======== Data shown

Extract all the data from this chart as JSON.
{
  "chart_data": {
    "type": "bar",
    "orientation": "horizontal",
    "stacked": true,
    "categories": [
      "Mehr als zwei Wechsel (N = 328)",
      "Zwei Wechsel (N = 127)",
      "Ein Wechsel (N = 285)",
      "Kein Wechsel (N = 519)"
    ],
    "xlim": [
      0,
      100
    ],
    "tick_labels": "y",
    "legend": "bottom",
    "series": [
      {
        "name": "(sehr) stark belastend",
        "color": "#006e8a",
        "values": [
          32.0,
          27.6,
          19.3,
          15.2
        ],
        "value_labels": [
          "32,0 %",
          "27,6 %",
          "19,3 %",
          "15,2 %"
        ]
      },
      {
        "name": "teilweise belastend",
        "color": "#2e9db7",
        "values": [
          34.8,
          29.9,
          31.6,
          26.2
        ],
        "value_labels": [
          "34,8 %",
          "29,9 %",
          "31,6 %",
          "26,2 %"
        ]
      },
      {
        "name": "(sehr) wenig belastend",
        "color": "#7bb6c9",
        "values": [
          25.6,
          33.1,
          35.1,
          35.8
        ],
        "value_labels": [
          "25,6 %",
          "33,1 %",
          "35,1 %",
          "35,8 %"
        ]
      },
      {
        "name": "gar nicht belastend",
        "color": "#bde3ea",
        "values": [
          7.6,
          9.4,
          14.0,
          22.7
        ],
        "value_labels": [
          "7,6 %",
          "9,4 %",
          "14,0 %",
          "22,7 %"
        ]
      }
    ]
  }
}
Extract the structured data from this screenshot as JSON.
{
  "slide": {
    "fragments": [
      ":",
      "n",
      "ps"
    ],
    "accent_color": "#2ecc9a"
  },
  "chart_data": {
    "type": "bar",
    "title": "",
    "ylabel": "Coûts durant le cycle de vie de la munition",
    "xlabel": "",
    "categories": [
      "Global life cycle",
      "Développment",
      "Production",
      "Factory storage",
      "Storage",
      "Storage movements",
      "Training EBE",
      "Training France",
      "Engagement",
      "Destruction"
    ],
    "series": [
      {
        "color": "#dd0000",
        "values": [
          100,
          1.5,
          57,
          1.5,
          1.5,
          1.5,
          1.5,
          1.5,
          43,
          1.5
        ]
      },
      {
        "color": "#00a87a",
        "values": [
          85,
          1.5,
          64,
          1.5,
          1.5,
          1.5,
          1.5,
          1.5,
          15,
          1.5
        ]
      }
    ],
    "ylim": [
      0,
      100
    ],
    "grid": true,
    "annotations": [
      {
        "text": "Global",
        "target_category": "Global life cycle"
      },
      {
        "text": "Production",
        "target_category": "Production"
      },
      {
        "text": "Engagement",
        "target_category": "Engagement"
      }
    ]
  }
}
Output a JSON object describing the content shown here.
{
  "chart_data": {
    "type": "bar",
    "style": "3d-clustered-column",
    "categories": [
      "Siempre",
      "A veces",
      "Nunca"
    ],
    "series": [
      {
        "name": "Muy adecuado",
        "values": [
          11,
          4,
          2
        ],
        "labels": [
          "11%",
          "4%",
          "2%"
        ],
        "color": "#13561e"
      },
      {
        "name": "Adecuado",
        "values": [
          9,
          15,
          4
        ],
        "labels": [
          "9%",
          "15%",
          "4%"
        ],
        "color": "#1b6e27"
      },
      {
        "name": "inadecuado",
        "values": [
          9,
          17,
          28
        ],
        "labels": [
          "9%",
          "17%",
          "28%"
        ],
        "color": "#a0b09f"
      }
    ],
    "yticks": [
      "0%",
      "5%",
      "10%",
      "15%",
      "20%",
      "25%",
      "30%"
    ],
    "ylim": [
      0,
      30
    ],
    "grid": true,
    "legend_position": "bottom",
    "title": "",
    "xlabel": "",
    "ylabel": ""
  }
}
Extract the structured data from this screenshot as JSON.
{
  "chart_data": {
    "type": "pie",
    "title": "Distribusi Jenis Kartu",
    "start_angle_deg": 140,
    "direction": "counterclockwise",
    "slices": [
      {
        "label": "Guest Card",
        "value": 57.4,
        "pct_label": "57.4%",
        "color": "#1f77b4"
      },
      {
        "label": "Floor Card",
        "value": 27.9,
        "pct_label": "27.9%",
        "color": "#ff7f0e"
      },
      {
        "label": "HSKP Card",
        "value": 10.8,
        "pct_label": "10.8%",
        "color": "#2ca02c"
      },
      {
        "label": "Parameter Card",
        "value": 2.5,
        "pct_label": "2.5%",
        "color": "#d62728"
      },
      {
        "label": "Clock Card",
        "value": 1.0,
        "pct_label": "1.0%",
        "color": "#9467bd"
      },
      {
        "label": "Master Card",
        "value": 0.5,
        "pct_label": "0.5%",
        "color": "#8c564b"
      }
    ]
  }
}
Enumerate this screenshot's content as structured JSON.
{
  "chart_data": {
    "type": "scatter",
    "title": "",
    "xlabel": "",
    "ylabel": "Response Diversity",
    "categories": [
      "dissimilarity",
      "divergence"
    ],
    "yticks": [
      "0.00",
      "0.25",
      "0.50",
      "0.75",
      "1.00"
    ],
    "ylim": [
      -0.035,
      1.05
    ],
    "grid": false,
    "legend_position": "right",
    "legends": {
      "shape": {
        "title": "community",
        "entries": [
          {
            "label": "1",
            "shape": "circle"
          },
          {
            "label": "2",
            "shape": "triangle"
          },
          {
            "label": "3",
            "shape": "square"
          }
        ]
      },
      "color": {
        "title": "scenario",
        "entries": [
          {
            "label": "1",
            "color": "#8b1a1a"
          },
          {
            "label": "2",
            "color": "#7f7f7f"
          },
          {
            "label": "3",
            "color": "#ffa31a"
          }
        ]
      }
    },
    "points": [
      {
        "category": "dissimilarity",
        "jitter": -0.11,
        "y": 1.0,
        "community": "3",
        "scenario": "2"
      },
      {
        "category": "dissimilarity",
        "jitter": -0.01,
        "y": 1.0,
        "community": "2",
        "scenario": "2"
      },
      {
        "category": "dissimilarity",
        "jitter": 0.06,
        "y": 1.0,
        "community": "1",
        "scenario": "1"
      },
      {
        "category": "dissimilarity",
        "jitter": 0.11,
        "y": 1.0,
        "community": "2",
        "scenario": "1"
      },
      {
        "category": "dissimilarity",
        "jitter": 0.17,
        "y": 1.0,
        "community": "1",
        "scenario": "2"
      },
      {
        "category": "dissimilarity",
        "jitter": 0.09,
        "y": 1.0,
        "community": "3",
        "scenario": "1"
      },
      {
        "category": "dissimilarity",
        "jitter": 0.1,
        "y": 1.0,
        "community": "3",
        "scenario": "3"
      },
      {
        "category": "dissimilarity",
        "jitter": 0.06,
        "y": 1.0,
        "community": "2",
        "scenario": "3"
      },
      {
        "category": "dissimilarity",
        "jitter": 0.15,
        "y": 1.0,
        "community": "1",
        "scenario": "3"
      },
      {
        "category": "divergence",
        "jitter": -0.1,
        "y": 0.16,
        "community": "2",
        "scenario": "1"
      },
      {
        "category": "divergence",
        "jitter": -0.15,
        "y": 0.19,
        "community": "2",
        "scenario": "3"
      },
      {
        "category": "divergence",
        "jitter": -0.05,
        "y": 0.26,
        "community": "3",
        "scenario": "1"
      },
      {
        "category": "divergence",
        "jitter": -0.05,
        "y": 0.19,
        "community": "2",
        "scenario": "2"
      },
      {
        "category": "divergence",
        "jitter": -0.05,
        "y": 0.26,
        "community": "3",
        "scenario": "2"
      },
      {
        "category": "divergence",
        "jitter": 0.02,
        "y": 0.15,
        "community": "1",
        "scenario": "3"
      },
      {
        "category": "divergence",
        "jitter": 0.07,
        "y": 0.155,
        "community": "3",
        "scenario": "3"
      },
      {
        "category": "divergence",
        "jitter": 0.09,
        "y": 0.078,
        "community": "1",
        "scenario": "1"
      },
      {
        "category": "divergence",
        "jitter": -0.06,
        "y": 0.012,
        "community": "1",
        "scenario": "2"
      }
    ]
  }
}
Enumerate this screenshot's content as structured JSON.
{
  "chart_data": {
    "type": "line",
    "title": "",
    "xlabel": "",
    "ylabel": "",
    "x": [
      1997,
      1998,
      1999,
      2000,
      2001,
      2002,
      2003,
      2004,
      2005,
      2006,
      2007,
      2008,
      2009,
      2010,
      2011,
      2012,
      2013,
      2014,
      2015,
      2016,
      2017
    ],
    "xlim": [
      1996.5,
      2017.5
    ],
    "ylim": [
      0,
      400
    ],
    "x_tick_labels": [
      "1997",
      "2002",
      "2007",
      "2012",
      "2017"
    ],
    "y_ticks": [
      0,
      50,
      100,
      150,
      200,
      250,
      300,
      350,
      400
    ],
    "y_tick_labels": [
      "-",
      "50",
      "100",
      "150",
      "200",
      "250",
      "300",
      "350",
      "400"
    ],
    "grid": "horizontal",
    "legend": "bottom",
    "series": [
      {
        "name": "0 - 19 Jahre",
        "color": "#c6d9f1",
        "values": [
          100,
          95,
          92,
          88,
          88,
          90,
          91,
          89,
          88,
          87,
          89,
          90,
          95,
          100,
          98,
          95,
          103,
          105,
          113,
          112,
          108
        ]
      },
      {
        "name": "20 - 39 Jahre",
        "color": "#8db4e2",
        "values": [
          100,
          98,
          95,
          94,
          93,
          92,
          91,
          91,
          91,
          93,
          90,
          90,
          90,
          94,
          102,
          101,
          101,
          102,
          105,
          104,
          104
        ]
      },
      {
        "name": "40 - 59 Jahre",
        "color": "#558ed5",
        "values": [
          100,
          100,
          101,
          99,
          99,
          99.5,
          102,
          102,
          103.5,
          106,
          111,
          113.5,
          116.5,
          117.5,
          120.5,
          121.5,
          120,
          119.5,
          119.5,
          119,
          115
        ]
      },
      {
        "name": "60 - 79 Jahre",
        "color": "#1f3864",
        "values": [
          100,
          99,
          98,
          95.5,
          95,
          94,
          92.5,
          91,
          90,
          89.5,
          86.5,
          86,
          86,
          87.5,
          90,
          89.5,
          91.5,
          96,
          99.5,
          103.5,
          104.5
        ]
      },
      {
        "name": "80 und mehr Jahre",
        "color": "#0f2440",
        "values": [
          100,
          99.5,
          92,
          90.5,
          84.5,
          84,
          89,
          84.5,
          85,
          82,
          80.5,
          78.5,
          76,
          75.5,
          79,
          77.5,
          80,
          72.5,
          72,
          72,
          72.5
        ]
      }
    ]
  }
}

================

▸ **Task statement**
Locate each line containing the string "cycle" and show it.

▸ **Final result**
    "ylabel": "Coûts durant le cycle de vie de la munition",
      "Global life cycle",
        "target_category": "Global life cycle"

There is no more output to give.